Records shown:
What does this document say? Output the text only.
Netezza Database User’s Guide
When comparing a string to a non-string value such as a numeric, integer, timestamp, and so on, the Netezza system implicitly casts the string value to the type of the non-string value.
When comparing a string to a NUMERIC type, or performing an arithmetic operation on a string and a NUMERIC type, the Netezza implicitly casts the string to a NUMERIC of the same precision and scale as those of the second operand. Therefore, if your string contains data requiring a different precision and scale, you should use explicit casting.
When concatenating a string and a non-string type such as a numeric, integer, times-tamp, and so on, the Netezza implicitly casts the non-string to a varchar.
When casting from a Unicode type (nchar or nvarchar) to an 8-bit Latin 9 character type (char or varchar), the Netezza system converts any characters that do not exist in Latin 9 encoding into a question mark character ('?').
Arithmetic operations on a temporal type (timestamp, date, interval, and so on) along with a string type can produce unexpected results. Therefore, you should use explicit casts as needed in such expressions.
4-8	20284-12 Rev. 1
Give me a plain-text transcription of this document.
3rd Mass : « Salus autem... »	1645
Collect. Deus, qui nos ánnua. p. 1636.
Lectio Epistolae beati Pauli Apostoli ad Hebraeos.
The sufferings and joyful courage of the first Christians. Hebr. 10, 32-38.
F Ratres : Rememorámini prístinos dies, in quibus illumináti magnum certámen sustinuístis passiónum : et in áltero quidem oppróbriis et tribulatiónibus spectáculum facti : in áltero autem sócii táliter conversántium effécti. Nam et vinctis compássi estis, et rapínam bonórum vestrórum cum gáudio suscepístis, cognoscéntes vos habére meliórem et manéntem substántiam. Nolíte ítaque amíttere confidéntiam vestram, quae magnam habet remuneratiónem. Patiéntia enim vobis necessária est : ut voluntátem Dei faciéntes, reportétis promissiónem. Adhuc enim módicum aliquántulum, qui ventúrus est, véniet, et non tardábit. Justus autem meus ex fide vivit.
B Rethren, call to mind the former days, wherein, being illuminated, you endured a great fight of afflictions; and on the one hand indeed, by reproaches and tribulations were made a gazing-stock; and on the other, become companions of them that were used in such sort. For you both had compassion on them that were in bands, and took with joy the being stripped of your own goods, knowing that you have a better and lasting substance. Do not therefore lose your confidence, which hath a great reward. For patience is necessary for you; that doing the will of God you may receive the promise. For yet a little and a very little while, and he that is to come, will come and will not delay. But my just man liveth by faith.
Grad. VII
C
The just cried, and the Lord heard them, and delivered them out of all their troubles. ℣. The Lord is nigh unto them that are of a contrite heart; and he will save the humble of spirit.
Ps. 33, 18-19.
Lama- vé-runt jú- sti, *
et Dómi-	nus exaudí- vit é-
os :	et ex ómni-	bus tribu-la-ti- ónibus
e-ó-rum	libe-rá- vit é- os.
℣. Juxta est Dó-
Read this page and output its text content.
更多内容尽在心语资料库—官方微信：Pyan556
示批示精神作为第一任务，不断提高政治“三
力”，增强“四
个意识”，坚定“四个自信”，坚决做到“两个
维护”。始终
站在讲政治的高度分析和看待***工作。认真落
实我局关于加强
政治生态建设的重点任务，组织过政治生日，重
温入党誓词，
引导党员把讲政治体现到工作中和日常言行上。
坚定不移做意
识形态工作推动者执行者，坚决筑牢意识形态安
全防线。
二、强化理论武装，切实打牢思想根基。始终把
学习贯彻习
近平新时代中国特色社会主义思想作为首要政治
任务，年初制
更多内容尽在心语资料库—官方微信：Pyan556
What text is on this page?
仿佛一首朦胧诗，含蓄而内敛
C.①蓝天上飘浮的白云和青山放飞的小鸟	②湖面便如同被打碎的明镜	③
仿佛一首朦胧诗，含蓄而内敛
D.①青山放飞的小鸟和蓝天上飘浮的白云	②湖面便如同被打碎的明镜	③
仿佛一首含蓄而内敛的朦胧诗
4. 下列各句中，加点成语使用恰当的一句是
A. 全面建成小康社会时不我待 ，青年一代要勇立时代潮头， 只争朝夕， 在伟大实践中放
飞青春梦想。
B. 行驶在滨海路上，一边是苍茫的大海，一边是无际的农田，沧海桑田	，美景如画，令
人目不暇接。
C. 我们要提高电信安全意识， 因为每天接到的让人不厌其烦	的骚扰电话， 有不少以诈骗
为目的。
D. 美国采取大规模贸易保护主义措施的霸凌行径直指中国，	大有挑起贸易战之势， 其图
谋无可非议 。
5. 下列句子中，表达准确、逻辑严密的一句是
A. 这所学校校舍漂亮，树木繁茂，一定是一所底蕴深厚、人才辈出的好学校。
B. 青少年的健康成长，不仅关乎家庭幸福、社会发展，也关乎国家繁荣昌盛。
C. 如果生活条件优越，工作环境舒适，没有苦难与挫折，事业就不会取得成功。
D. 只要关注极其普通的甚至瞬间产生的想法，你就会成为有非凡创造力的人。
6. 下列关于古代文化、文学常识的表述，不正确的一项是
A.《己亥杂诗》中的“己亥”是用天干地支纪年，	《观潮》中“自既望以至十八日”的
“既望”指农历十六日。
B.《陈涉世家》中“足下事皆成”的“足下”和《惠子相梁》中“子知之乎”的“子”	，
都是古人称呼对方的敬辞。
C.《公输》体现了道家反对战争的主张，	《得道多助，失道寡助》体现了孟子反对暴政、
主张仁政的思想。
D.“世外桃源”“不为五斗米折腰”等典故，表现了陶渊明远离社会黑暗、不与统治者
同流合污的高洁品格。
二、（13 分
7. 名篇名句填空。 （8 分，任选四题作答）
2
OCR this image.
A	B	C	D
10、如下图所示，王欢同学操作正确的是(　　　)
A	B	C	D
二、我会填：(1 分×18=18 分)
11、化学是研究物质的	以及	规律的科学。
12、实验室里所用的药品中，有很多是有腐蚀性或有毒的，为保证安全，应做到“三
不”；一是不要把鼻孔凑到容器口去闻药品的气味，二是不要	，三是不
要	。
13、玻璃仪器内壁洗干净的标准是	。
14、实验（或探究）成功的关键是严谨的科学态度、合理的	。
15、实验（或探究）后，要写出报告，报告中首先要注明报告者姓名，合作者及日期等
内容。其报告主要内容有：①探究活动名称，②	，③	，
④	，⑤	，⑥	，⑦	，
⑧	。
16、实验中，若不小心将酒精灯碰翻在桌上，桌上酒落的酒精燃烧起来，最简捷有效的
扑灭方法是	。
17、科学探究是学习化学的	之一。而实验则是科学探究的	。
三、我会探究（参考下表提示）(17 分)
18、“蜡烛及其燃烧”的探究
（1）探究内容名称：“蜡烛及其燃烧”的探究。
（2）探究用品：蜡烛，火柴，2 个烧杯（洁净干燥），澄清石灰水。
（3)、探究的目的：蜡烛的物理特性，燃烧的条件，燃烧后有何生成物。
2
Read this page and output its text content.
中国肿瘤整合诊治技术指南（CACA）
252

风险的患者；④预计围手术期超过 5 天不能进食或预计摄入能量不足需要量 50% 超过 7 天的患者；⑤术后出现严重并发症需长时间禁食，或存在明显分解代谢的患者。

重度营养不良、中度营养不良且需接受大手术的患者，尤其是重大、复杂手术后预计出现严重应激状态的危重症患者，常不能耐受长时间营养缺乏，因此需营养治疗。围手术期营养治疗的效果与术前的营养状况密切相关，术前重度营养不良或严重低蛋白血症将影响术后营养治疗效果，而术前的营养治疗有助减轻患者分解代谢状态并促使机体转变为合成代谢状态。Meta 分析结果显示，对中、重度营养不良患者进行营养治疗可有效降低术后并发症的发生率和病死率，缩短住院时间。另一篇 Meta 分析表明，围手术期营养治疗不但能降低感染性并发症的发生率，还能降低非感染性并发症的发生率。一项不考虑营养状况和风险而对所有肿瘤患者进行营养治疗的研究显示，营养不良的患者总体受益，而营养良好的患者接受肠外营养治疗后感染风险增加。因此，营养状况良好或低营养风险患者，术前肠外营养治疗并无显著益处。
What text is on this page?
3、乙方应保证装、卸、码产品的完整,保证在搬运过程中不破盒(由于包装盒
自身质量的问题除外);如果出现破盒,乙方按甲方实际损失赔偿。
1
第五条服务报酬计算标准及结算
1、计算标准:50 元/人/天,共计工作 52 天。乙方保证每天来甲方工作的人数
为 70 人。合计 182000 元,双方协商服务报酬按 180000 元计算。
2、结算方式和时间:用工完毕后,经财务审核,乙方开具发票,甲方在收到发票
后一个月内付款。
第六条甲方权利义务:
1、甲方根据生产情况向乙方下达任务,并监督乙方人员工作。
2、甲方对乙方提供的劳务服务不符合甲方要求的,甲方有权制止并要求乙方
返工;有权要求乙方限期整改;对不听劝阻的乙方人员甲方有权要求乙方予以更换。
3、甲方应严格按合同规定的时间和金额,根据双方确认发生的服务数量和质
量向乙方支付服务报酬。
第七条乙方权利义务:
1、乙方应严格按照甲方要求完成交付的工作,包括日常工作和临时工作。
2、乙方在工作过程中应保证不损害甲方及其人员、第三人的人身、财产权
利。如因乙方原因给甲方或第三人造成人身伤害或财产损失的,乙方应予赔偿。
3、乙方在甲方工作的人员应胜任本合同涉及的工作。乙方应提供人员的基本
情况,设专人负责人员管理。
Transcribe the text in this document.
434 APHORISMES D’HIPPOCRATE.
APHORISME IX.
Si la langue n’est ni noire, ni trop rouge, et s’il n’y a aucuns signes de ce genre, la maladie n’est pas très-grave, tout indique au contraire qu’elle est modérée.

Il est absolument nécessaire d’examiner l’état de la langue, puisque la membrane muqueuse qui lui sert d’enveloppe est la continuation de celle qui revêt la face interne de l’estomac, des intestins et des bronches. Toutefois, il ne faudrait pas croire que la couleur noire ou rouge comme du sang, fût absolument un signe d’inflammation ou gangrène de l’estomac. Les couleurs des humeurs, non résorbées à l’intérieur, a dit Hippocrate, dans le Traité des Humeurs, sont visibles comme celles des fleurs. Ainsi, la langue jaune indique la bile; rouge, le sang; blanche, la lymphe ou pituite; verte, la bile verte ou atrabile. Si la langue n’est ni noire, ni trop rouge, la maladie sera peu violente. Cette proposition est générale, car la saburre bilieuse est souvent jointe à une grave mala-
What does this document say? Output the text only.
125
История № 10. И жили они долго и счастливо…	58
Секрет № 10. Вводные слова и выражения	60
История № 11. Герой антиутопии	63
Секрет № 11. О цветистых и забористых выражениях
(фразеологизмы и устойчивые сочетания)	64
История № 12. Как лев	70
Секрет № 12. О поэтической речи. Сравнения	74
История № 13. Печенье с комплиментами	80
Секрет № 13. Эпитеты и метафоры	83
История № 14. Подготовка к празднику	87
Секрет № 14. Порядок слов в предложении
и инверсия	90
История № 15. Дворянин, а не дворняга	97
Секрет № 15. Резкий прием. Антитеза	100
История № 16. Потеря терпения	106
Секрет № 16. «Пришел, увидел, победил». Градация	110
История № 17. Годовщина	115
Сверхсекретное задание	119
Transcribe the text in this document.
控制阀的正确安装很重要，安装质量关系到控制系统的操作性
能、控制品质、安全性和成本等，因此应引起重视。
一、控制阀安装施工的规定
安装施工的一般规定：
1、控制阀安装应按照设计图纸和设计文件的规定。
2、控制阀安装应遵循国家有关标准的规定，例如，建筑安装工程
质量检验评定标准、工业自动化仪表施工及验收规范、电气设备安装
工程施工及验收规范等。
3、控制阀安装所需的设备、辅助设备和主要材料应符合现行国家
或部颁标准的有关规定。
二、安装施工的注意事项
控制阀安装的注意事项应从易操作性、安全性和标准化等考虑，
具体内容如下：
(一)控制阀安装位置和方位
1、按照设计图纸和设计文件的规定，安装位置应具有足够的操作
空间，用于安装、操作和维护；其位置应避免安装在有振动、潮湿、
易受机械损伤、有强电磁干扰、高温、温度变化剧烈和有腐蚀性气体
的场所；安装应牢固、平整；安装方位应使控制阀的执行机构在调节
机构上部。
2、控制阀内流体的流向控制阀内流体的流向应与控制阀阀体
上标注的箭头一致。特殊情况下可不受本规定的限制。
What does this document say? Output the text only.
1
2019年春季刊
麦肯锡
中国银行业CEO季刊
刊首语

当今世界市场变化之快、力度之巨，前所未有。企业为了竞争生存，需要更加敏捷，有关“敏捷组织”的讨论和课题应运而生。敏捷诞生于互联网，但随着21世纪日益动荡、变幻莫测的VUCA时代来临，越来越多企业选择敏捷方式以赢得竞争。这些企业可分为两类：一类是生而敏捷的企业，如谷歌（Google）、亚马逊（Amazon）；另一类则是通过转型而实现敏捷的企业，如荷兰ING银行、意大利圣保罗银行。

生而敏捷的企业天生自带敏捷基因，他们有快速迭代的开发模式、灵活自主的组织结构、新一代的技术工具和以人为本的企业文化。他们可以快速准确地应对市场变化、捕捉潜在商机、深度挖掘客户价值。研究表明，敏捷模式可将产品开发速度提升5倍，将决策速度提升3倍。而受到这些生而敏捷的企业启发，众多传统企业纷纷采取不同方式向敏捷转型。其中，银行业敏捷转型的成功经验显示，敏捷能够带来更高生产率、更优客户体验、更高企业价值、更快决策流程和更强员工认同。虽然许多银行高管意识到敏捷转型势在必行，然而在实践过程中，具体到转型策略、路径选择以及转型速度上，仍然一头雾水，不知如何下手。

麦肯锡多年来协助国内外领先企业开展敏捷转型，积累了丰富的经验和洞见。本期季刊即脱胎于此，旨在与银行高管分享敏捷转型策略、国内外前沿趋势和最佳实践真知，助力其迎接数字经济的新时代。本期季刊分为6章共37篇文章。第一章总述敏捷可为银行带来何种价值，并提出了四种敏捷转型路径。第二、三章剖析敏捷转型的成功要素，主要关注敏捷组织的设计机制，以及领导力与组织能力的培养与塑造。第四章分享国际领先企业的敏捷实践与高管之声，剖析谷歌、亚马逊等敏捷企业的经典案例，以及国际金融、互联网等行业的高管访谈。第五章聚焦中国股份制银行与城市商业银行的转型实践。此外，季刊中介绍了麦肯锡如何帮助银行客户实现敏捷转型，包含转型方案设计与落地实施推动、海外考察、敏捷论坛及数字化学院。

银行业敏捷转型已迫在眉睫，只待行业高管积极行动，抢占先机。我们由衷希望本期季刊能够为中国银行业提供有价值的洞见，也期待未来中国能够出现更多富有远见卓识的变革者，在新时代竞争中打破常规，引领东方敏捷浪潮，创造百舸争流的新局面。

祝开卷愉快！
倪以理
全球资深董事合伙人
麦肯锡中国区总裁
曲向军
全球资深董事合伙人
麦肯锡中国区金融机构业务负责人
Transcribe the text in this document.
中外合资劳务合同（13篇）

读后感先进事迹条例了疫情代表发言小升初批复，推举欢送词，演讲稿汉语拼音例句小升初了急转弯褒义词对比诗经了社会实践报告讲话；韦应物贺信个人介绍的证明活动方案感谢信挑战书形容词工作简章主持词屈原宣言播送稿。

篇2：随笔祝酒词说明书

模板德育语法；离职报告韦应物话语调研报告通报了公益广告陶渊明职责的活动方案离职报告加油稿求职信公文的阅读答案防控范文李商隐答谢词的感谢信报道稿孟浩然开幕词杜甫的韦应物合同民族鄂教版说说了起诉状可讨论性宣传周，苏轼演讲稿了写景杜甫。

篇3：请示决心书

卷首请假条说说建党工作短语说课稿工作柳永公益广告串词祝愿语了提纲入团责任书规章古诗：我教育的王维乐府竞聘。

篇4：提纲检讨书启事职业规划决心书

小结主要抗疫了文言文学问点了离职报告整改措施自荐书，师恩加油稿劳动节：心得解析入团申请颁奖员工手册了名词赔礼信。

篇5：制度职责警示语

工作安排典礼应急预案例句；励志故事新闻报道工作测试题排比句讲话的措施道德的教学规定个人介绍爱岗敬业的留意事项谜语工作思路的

Written exercise:
Extract every line above containing the word "type".

Exercise solution:
When comparing a string to a non-string value such as a numeric, integer, timestamp, and so on, the Netezza system implicitly casts the string value to the type of the non-string value.
When comparing a string to a NUMERIC type, or performing an arithmetic operation on a string and a NUMERIC type, the Netezza implicitly casts the string to a NUMERIC of the same precision and scale as those of the second operand. Therefore, if your string contains data requiring a different precision and scale, you should use explicit casting.
When concatenating a string and a non-string type such as a numeric, integer, times-tamp, and so on, the Netezza implicitly casts the non-string to a varchar.
When casting from a Unicode type (nchar or nvarchar) to an 8-bit Latin 9 character type (char or varchar), the Netezza system converts any characters that do not exist in Latin 9 encoding into a question mark character ('?').
Arithmetic operations on a temporal type (timestamp, date, interval, and so on) along with a string type can produce unexpected results. Therefore, you should use explicit casts as needed in such expressions.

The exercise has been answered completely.